> **PROBLEM DESCRIPTION**
Using the listing beneath this task, count the lines with the word "story" and write only the result.
#### MATERIAL FOR THE TASK ####
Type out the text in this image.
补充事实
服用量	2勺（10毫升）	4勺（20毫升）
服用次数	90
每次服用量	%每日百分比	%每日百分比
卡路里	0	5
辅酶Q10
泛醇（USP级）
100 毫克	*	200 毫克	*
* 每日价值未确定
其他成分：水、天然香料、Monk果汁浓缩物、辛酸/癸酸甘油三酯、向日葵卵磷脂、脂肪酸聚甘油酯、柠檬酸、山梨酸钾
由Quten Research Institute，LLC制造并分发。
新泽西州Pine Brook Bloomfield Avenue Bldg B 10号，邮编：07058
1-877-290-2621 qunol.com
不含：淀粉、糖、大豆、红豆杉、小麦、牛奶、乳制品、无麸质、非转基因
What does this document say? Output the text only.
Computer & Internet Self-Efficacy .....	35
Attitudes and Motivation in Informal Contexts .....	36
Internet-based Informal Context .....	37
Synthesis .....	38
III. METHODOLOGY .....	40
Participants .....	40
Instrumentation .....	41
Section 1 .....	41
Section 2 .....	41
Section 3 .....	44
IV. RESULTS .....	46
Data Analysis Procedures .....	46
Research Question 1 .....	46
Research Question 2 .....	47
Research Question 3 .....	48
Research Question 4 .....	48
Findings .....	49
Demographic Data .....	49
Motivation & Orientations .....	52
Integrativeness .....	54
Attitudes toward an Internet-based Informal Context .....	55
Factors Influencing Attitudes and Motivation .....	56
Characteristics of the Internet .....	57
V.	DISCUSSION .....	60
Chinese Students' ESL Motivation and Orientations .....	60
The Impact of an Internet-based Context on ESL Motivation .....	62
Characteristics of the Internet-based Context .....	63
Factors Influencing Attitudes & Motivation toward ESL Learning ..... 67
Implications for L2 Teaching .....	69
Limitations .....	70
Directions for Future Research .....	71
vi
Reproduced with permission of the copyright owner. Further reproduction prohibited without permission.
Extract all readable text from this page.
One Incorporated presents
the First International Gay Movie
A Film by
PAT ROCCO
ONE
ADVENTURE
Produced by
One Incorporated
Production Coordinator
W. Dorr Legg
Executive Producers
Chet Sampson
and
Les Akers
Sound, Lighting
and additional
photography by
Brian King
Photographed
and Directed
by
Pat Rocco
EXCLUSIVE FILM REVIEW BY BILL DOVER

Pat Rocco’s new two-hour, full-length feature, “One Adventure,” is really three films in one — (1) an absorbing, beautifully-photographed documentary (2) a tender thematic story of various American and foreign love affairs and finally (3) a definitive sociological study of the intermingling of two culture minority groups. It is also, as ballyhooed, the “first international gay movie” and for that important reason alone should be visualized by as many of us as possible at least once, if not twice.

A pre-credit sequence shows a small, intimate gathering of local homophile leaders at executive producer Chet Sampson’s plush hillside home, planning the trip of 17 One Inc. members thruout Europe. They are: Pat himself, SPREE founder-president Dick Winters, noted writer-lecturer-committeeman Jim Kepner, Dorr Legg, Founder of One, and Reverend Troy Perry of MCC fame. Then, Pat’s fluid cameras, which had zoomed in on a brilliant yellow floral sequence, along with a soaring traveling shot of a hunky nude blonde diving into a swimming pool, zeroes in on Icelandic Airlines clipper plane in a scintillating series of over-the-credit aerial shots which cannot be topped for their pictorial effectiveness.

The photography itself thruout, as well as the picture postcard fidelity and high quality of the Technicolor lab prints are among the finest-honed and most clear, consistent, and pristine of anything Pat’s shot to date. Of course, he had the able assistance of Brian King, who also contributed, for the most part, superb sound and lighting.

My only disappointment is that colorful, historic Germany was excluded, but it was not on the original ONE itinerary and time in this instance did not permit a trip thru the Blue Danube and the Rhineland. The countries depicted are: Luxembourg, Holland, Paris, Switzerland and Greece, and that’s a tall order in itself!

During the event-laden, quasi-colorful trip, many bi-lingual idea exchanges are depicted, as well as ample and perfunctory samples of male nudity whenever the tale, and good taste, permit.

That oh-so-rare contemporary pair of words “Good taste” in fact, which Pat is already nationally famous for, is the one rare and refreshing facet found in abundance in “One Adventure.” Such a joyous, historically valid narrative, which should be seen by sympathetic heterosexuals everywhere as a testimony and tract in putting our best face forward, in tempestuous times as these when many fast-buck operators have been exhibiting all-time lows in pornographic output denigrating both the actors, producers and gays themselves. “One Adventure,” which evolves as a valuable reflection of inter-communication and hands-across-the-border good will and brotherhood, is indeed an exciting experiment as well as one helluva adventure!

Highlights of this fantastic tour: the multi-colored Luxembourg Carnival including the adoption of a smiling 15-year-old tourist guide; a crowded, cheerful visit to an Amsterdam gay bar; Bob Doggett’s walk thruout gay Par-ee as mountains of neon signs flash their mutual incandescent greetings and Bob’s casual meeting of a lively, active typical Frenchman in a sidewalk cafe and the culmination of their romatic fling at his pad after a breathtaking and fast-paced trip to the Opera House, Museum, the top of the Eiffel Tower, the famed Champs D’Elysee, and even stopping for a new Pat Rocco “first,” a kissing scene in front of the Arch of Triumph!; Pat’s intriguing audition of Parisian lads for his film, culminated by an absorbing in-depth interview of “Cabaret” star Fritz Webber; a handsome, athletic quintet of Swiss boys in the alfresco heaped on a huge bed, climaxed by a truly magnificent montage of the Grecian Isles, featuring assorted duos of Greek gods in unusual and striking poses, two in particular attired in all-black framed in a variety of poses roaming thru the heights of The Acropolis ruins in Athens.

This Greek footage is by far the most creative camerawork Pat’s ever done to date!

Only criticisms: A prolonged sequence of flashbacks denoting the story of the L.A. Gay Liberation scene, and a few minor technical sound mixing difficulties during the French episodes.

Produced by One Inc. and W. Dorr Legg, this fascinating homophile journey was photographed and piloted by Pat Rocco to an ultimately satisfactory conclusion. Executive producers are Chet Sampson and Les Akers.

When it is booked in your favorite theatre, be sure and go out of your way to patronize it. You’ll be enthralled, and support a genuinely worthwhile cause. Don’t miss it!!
####
> **SOLUTION**
2